Go through the material and pull out every line with the string "Faraon" in it.

== == ==

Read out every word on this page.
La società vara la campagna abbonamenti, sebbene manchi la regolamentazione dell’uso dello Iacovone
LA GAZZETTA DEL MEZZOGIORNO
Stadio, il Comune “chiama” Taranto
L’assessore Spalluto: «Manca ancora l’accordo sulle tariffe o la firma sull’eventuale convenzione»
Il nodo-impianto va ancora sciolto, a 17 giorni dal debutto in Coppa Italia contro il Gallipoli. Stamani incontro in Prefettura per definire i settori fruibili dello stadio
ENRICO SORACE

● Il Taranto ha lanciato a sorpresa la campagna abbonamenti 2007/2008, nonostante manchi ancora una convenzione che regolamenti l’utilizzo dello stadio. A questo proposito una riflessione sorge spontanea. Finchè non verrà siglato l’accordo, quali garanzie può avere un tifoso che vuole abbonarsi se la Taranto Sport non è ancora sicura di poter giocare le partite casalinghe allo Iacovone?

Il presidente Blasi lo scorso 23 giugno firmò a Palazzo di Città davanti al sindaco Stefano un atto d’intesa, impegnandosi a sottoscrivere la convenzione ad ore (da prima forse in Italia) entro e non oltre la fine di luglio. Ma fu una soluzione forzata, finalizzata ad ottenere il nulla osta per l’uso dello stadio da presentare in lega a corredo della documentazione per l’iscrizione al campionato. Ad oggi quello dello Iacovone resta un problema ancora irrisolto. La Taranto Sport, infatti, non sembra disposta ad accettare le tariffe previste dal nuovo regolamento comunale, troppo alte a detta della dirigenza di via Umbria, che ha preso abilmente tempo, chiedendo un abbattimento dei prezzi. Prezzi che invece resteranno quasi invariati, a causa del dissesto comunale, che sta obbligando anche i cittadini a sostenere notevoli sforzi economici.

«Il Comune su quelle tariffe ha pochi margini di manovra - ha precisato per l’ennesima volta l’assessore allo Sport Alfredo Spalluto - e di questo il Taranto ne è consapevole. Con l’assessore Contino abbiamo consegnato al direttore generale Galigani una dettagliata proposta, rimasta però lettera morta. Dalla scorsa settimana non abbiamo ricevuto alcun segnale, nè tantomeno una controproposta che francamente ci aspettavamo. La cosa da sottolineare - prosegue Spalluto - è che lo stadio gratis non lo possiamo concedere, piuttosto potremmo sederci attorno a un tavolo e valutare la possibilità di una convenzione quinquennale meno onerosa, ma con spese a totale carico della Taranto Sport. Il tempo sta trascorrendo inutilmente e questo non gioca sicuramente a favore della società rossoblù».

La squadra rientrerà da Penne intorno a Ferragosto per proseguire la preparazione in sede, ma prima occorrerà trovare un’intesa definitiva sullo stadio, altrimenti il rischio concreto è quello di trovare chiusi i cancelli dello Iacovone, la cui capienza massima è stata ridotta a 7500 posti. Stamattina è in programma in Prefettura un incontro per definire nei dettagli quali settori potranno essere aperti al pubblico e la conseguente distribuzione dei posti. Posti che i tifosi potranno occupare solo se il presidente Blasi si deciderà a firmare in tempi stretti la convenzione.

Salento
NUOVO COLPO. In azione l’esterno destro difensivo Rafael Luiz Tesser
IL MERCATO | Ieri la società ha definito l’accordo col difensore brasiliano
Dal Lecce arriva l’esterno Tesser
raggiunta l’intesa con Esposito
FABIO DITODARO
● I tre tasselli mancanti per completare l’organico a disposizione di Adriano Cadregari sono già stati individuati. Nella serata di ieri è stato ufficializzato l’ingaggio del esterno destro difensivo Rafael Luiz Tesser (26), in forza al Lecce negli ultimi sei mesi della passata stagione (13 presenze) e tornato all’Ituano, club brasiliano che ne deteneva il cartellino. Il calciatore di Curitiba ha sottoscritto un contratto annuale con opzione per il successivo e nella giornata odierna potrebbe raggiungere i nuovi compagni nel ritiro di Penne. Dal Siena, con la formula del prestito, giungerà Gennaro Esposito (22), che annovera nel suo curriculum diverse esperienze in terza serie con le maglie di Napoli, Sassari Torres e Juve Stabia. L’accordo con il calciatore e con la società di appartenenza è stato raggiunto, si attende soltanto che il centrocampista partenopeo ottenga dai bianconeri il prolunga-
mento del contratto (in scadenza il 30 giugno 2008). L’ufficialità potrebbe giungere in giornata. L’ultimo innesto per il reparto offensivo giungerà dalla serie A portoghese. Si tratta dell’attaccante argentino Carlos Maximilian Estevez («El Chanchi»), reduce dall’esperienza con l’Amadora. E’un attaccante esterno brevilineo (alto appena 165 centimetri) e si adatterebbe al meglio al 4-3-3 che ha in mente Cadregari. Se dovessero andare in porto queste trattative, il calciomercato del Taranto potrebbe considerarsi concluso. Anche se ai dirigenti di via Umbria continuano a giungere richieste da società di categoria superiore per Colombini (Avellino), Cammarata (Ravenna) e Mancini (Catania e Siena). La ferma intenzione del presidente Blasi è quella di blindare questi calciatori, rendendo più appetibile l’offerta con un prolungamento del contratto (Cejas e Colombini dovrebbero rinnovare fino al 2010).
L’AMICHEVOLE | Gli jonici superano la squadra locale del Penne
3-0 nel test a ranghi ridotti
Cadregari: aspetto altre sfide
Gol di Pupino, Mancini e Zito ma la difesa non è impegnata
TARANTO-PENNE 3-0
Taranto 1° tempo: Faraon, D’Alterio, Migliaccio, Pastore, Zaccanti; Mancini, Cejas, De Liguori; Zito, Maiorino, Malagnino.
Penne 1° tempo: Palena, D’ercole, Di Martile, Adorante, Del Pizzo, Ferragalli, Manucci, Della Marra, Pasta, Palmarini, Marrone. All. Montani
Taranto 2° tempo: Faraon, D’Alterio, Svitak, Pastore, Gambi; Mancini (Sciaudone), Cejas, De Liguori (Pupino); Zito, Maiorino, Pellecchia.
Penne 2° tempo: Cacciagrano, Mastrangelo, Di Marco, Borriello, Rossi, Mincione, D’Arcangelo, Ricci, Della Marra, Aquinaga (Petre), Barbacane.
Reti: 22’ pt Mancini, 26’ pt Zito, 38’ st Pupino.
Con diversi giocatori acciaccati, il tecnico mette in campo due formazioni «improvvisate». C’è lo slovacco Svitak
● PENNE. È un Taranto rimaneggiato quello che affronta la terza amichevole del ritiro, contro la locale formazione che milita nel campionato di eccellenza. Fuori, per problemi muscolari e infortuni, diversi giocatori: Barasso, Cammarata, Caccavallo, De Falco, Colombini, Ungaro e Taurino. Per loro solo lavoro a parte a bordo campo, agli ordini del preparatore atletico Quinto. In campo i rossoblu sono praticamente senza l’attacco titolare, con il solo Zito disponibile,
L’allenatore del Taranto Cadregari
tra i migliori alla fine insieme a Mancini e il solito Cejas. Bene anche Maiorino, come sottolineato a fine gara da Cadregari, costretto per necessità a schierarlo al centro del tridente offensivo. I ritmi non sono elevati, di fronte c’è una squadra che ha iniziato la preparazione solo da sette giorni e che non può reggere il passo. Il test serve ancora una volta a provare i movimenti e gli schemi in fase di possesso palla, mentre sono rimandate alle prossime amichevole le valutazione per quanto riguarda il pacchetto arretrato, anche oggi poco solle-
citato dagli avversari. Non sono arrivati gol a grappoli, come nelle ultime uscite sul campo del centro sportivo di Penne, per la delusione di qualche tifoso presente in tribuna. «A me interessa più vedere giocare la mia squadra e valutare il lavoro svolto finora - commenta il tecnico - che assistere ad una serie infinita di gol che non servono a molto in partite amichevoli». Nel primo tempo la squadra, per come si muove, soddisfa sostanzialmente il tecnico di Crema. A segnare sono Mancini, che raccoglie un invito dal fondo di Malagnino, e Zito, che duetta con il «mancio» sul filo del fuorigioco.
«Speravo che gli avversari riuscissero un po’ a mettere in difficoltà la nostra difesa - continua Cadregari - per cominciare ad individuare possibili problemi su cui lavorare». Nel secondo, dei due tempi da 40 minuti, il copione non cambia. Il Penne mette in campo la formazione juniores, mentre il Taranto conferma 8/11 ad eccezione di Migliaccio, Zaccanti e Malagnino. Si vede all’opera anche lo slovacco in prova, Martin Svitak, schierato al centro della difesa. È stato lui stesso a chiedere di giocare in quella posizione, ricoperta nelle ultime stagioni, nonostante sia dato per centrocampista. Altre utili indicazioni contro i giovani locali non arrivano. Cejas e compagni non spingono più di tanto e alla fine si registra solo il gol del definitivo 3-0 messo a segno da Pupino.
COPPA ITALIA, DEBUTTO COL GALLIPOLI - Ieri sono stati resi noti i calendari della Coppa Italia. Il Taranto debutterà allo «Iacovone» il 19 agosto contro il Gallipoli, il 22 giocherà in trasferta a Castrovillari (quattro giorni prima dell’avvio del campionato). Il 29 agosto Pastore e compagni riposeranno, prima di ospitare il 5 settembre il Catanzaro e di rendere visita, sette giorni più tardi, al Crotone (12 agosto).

== == ==

> _SOLUTION FOR THIS PROBLEM_:
Taranto 1° tempo: Faraon, D’Alterio, Migliaccio, Pastore, Zaccanti; Mancini, Cejas, De Liguori; Zito, Maiorino, Malagnino.
Taranto 2° tempo: Faraon, D’Alterio, Svitak, Pastore, Gambi; Mancini (Sciaudone), Cejas, De Liguori (Pupino); Zito, Maiorino, Pellecchia.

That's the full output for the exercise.